▸ **INSTRUCTIONS FOR THE TASK**:
Update the entries so that "nonelastic" is replaced with "inflexible". Keep everything else the same.

▸ **DATA SECTION**:
►
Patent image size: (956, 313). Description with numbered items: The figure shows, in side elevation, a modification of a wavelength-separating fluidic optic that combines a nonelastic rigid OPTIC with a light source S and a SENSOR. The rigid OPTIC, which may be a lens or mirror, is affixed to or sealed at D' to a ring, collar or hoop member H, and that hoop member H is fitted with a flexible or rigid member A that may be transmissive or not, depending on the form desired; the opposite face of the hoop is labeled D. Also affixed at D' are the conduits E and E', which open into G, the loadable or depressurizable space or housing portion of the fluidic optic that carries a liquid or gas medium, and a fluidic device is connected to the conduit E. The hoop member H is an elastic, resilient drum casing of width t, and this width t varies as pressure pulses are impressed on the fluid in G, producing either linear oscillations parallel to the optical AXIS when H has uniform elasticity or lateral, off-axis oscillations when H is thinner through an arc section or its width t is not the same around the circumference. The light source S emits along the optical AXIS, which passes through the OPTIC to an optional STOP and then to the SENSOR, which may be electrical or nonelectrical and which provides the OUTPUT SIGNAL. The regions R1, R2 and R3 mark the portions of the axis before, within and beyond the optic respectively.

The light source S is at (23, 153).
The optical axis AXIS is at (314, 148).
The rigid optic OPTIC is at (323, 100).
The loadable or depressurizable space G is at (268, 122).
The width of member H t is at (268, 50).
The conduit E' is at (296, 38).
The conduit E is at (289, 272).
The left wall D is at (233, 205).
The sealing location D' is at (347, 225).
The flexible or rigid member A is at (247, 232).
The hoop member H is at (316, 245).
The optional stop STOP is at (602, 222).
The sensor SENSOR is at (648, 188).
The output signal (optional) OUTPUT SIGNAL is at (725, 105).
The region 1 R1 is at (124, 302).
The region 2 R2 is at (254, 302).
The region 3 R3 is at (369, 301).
◄
▸ **CORRECT ANSWER**:
Patent image size: (956, 313). Description with numbered items: The figure shows, in side elevation, a modification of a wavelength-separating fluidic optic that combines a inflexible rigid OPTIC with a light source S and a SENSOR. The rigid OPTIC, which may be a lens or mirror, is affixed to or sealed at D' to a ring, collar or hoop member H, and that hoop member H is fitted with a flexible or rigid member A that may be transmissive or not, depending on the form desired; the opposite face of the hoop is labeled D. Also affixed at D' are the conduits E and E', which open into G, the loadable or depressurizable space or housing portion of the fluidic optic that carries a liquid or gas medium, and a fluidic device is connected to the conduit E. The hoop member H is an elastic, resilient drum casing of width t, and this width t varies as pressure pulses are impressed on the fluid in G, producing either linear oscillations parallel to the optical AXIS when H has uniform elasticity or lateral, off-axis oscillations when H is thinner through an arc section or its width t is not the same around the circumference. The light source S emits along the optical AXIS, which passes through the OPTIC to an optional STOP and then to the SENSOR, which may be electrical or nonelectrical and which provides the OUTPUT SIGNAL. The regions R1, R2 and R3 mark the portions of the axis before, within and beyond the optic respectively.

The light source S is at (23, 153).
The optical axis AXIS is at (314, 148).
The rigid optic OPTIC is at (323, 100).
The loadable or depressurizable space G is at (268, 122).
The width of member H t is at (268, 50).
The conduit E' is at (296, 38).
The conduit E is at (289, 272).
The left wall D is at (233, 205).
The sealing location D' is at (347, 225).
The flexible or rigid member A is at (247, 232).
The hoop member H is at (316, 245).
The optional stop STOP is at (602, 222).
The sensor SENSOR is at (648, 188).
The output signal (optional) OUTPUT SIGNAL is at (725, 105).
The region 1 R1 is at (124, 302).
The region 2 R2 is at (254, 302).
The region 3 R3 is at (369, 301).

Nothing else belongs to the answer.